§ **The exercise**
Transcribe every entry word for word, but skip the images.

§ **The data**
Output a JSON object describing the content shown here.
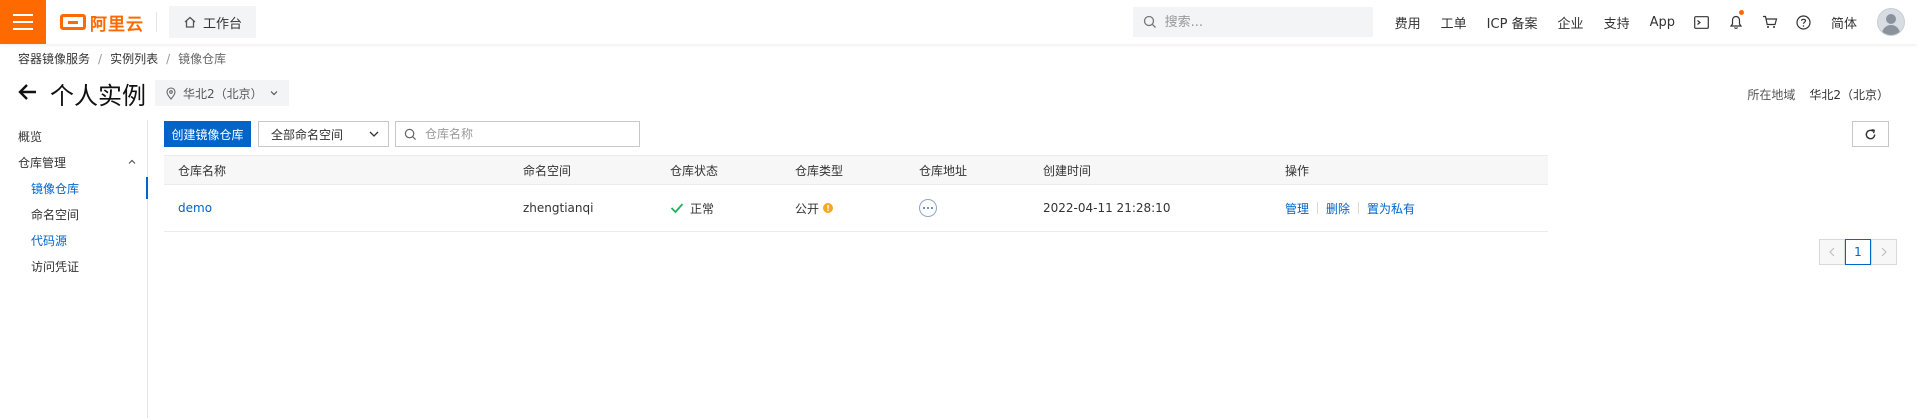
{
  "topbar": {
    "logo_text": "阿里云",
    "workbench_label": "工作台",
    "search_placeholder": "搜索...",
    "links": [
      "费用",
      "工单",
      "ICP 备案",
      "企业",
      "支持",
      "App"
    ],
    "lang_label": "简体",
    "accent_color": "#ff6a00"
  },
  "breadcrumb": [
    "容器镜像服务",
    "实例列表",
    "镜像仓库"
  ],
  "header": {
    "title": "个人实例",
    "region_select": "华北2（北京）",
    "region_info_label": "所在地域",
    "region_info_value": "华北2（北京）"
  },
  "sidebar": {
    "overview": "概览",
    "repo_manage": "仓库管理",
    "items": [
      "镜像仓库",
      "命名空间",
      "代码源",
      "访问凭证"
    ]
  },
  "toolbar": {
    "create_button": "创建镜像仓库",
    "namespace_select": "全部命名空间",
    "search_placeholder": "仓库名称"
  },
  "table": {
    "headers": [
      "仓库名称",
      "命名空间",
      "仓库状态",
      "仓库类型",
      "仓库地址",
      "创建时间",
      "操作"
    ],
    "rows": [
      {
        "name": "demo",
        "namespace": "zhengtianqi",
        "status": "正常",
        "type": "公开",
        "created": "2022-04-11 21:28:10",
        "ops": [
          "管理",
          "删除",
          "置为私有"
        ]
      }
    ]
  },
  "pagination": {
    "current_page": "1"
  },
  "colors": {
    "primary": "#0064c8",
    "success": "#23b066",
    "warning": "#f5a623"
  }
}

§ **Answer below**
Output a JSON object describing the content shown here.
{
  "topbar": {
    "logo_text": "阿里云",
    "workbench_label": "工作台",
    "search_placeholder": "搜索...",
    "links": [
      "费用",
      "工单",
      "ICP 备案",
      "企业",
      "支持",
      "App"
    ],
    "lang_label": "简体",
    "accent_color": "#ff6a00"
  },
  "breadcrumb": [
    "容器镜像服务",
    "实例列表",
    "镜像仓库"
  ],
  "header": {
    "title": "个人实例",
    "region_select": "华北2（北京）",
    "region_info_label": "所在地域",
    "region_info_value": "华北2（北京）"
  },
  "sidebar": {
    "overview": "概览",
    "repo_manage": "仓库管理",
    "items": [
      "镜像仓库",
      "命名空间",
      "代码源",
      "访问凭证"
    ]
  },
  "toolbar": {
    "create_button": "创建镜像仓库",
    "namespace_select": "全部命名空间",
    "search_placeholder": "仓库名称"
  },
  "table": {
    "headers": [
      "仓库名称",
      "命名空间",
      "仓库状态",
      "仓库类型",
      "仓库地址",
      "创建时间",
      "操作"
    ],
    "rows": [
      {
        "name": "demo",
        "namespace": "zhengtianqi",
        "status": "正常",
        "type": "公开",
        "created": "2022-04-11 21:28:10",
        "ops": [
          "管理",
          "删除",
          "置为私有"
        ]
      }
    ]
  },
  "pagination": {
    "current_page": "1"
  },
  "colors": {
    "primary": "#0064c8",
    "success": "#23b066",
    "warning": "#f5a623"
  }
}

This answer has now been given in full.